> [Prompt] Print all the entries verbatim.

[Data entries for graphics]
==============================

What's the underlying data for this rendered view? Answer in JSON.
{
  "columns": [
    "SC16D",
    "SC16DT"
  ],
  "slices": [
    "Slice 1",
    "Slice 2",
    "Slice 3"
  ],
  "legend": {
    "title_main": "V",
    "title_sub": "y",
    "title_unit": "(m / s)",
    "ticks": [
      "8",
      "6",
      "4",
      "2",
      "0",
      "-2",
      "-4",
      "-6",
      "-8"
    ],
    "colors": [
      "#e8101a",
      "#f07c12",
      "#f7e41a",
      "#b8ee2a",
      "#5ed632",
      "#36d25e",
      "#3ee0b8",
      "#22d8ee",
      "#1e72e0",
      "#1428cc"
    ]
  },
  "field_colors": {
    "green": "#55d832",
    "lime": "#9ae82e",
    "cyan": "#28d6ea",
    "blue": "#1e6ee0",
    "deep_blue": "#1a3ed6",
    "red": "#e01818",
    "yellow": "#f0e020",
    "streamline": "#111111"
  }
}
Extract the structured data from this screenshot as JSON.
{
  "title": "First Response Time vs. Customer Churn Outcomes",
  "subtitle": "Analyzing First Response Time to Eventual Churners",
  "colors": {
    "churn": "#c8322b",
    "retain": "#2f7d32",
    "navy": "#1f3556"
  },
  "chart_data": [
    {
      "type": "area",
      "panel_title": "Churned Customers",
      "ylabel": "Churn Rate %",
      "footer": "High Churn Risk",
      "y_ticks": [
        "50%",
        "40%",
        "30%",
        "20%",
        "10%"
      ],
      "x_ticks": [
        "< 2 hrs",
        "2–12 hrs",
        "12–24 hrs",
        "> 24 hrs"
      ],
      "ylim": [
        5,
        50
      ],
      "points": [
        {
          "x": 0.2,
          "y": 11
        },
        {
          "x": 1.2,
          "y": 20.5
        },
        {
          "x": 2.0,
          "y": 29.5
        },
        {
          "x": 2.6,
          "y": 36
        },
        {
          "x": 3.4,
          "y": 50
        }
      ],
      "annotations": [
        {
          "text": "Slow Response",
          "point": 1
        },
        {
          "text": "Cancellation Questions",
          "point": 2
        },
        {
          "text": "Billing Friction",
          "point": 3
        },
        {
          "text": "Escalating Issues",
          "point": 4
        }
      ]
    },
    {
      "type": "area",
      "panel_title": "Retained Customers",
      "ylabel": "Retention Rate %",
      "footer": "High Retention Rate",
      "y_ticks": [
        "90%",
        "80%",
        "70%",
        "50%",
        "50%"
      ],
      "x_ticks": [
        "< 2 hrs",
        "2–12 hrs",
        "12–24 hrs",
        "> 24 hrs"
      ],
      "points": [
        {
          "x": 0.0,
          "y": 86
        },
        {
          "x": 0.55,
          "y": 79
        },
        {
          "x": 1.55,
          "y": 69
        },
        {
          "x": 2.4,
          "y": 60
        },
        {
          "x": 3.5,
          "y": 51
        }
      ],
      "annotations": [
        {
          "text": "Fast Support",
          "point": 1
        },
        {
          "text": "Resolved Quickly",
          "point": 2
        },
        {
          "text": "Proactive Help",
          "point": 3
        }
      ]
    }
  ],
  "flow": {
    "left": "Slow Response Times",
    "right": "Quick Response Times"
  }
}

==============================

> [Solution to this task]
What's the underlying data for this rendered view? Answer in JSON.
{
  "columns": [
    "SC16D",
    "SC16DT"
  ],
  "slices": [
    "Slice 1",
    "Slice 2",
    "Slice 3"
  ],
  "legend": {
    "title_main": "V",
    "title_sub": "y",
    "title_unit": "(m / s)",
    "ticks": [
      "8",
      "6",
      "4",
      "2",
      "0",
      "-2",
      "-4",
      "-6",
      "-8"
    ],
    "colors": [
      "#e8101a",
      "#f07c12",
      "#f7e41a",
      "#b8ee2a",
      "#5ed632",
      "#36d25e",
      "#3ee0b8",
      "#22d8ee",
      "#1e72e0",
      "#1428cc"
    ]
  },
  "field_colors": {
    "green": "#55d832",
    "lime": "#9ae82e",
    "cyan": "#28d6ea",
    "blue": "#1e6ee0",
    "deep_blue": "#1a3ed6",
    "red": "#e01818",
    "yellow": "#f0e020",
    "streamline": "#111111"
  }
}
Extract the structured data from this screenshot as JSON.
{
  "title": "First Response Time vs. Customer Churn Outcomes",
  "subtitle": "Analyzing First Response Time to Eventual Churners",
  "colors": {
    "churn": "#c8322b",
    "retain": "#2f7d32",
    "navy": "#1f3556"
  },
  "chart_data": [
    {
      "type": "area",
      "panel_title": "Churned Customers",
      "ylabel": "Churn Rate %",
      "footer": "High Churn Risk",
      "y_ticks": [
        "50%",
        "40%",
        "30%",
        "20%",
        "10%"
      ],
      "x_ticks": [
        "< 2 hrs",
        "2–12 hrs",
        "12–24 hrs",
        "> 24 hrs"
      ],
      "ylim": [
        5,
        50
      ],
      "points": [
        {
          "x": 0.2,
          "y": 11
        },
        {
          "x": 1.2,
          "y": 20.5
        },
        {
          "x": 2.0,
          "y": 29.5
        },
        {
          "x": 2.6,
          "y": 36
        },
        {
          "x": 3.4,
          "y": 50
        }
      ],
      "annotations": [
        {
          "text": "Slow Response",
          "point": 1
        },
        {
          "text": "Cancellation Questions",
          "point": 2
        },
        {
          "text": "Billing Friction",
          "point": 3
        },
        {
          "text": "Escalating Issues",
          "point": 4
        }
      ]
    },
    {
      "type": "area",
      "panel_title": "Retained Customers",
      "ylabel": "Retention Rate %",
      "footer": "High Retention Rate",
      "y_ticks": [
        "90%",
        "80%",
        "70%",
        "50%",
        "50%"
      ],
      "x_ticks": [
        "< 2 hrs",
        "2–12 hrs",
        "12–24 hrs",
        "> 24 hrs"
      ],
      "points": [
        {
          "x": 0.0,
          "y": 86
        },
        {
          "x": 0.55,
          "y": 79
        },
        {
          "x": 1.55,
          "y": 69
        },
        {
          "x": 2.4,
          "y": 60
        },
        {
          "x": 3.5,
          "y": 51
        }
      ],
      "annotations": [
        {
          "text": "Fast Support",
          "point": 1
        },
        {
          "text": "Resolved Quickly",
          "point": 2
        },
        {
          "text": "Proactive Help",
          "point": 3
        }
      ]
    }
  ],
  "flow": {
    "left": "Slow Response Times",
    "right": "Quick Response Times"
  }
}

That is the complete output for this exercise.